__TASK INPUTS__.
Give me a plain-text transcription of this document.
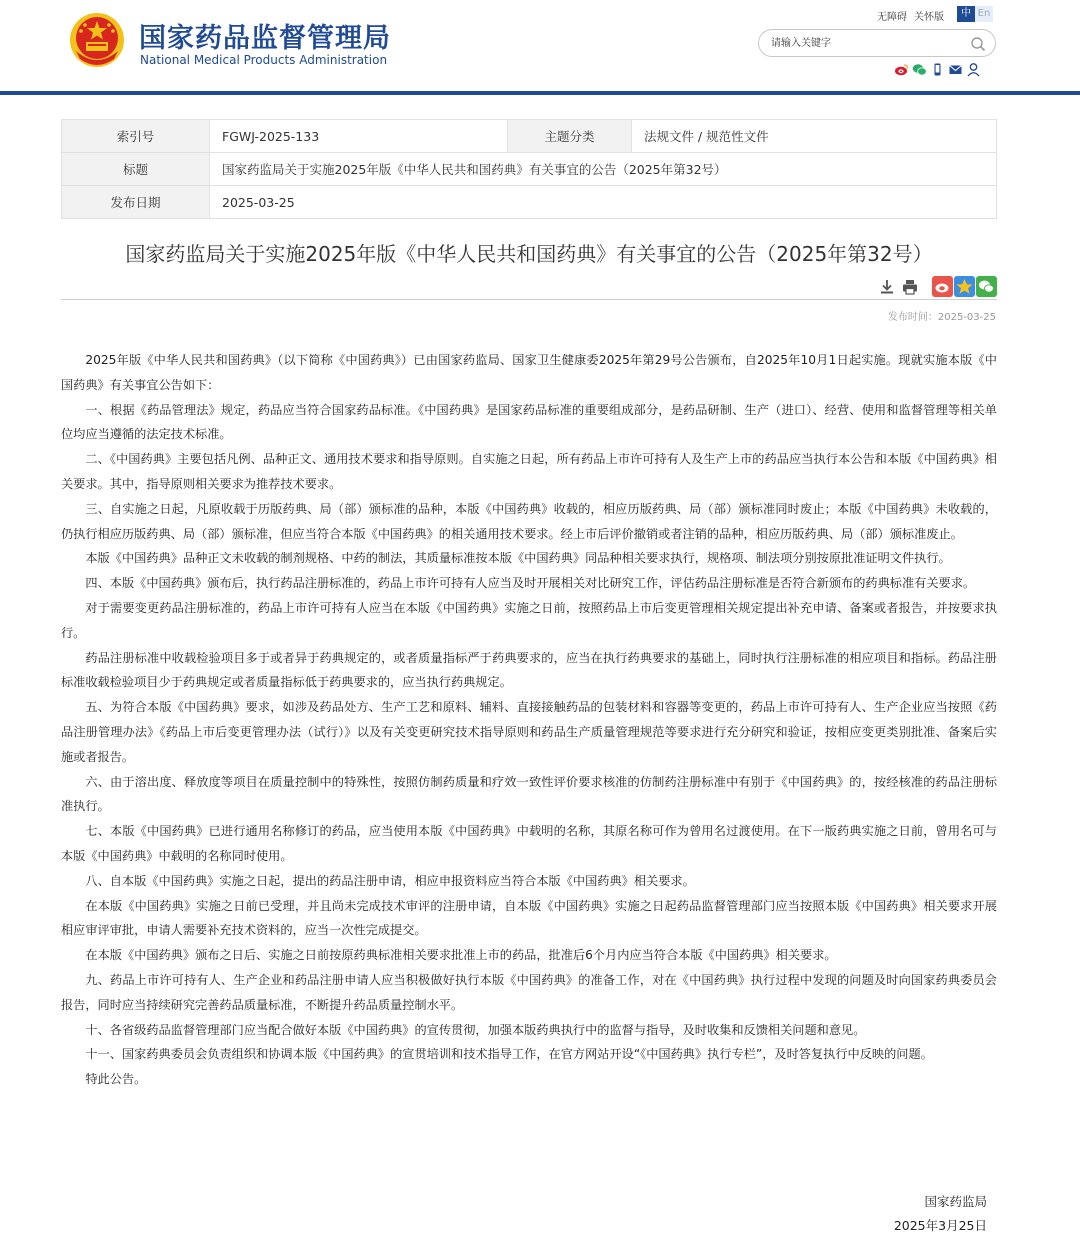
国家药品监督管理局
National Medical Products Administration
无障碍 关怀版	中 En
请输入关键字
索引号	FGWJ-2025-133	主题分类	法规文件 / 规范性文件
标题	国家药监局关于实施2025年版《中华人民共和国药典》有关事宜的公告（2025年第32号）		
发布日期	2025-03-25		
国家药监局关于实施2025年版《中华人民共和国药典》有关事宜的公告（2025年第32号）
发布时间：2025-03-25

2025年版《中华人民共和国药典》（以下简称《中国药典》）已由国家药监局、国家卫生健康委2025年第29号公告颁布，自2025年10月1日起实施。现就实施本版《中国药典》有关事宜公告如下：

一、根据《药品管理法》规定，药品应当符合国家药品标准。《中国药典》是国家药品标准的重要组成部分，是药品研制、生产（进口）、经营、使用和监督管理等相关单位均应当遵循的法定技术标准。

二、《中国药典》主要包括凡例、品种正文、通用技术要求和指导原则。自实施之日起，所有药品上市许可持有人及生产上市的药品应当执行本公告和本版《中国药典》相关要求。其中，指导原则相关要求为推荐技术要求。

三、自实施之日起，凡原收载于历版药典、局（部）颁标准的品种，本版《中国药典》收载的，相应历版药典、局（部）颁标准同时废止；本版《中国药典》未收载的，仍执行相应历版药典、局（部）颁标准，但应当符合本版《中国药典》的相关通用技术要求。经上市后评价撤销或者注销的品种，相应历版药典、局（部）颁标准废止。

本版《中国药典》品种正文未收载的制剂规格、中药的制法，其质量标准按本版《中国药典》同品种相关要求执行，规格项、制法项分别按原批准证明文件执行。

四、本版《中国药典》颁布后，执行药品注册标准的，药品上市许可持有人应当及时开展相关对比研究工作，评估药品注册标准是否符合新颁布的药典标准有关要求。

对于需要变更药品注册标准的，药品上市许可持有人应当在本版《中国药典》实施之日前，按照药品上市后变更管理相关规定提出补充申请、备案或者报告，并按要求执行。

药品注册标准中收载检验项目多于或者异于药典规定的，或者质量指标严于药典要求的，应当在执行药典要求的基础上，同时执行注册标准的相应项目和指标。药品注册标准收载检验项目少于药典规定或者质量指标低于药典要求的，应当执行药典规定。

五、为符合本版《中国药典》要求，如涉及药品处方、生产工艺和原料、辅料、直接接触药品的包装材料和容器等变更的，药品上市许可持有人、生产企业应当按照《药品注册管理办法》《药品上市后变更管理办法（试行）》以及有关变更研究技术指导原则和药品生产质量管理规范等要求进行充分研究和验证，按相应变更类别批准、备案后实施或者报告。

六、由于溶出度、释放度等项目在质量控制中的特殊性，按照仿制药质量和疗效一致性评价要求核准的仿制药注册标准中有别于《中国药典》的，按经核准的药品注册标准执行。

七、本版《中国药典》已进行通用名称修订的药品，应当使用本版《中国药典》中载明的名称，其原名称可作为曾用名过渡使用。在下一版药典实施之日前，曾用名可与本版《中国药典》中载明的名称同时使用。

八、自本版《中国药典》实施之日起，提出的药品注册申请，相应申报资料应当符合本版《中国药典》相关要求。

在本版《中国药典》实施之日前已受理，并且尚未完成技术审评的注册申请，自本版《中国药典》实施之日起药品监督管理部门应当按照本版《中国药典》相关要求开展相应审评审批，申请人需要补充技术资料的，应当一次性完成提交。

在本版《中国药典》颁布之日后、实施之日前按原药典标准相关要求批准上市的药品，批准后6个月内应当符合本版《中国药典》相关要求。

九、药品上市许可持有人、生产企业和药品注册申请人应当积极做好执行本版《中国药典》的准备工作，对在《中国药典》执行过程中发现的问题及时向国家药典委员会报告，同时应当持续研究完善药品质量标准，不断提升药品质量控制水平。

十、各省级药品监督管理部门应当配合做好本版《中国药典》的宣传贯彻，加强本版药典执行中的监督与指导，及时收集和反馈相关问题和意见。

十一、国家药典委员会负责组织和协调本版《中国药典》的宣贯培训和技术指导工作，在官方网站开设“《中国药典》执行专栏”，及时答复执行中反映的问题。

特此公告。

国家药监局
2025年3月25日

__GOAL OF THE EXERCISE__. Return each line of the listing that holds the string "中华人民共和国药典".

__SOLUTION TO THIS EXERCISE__.
标题	国家药监局关于实施2025年版《中华人民共和国药典》有关事宜的公告（2025年第32号）		
国家药监局关于实施2025年版《中华人民共和国药典》有关事宜的公告（2025年第32号）
2025年版《中华人民共和国药典》（以下简称《中国药典》）已由国家药监局、国家卫生健康委2025年第29号公告颁布，自2025年10月1日起实施。现就实施本版《中国药典》有关事宜公告如下：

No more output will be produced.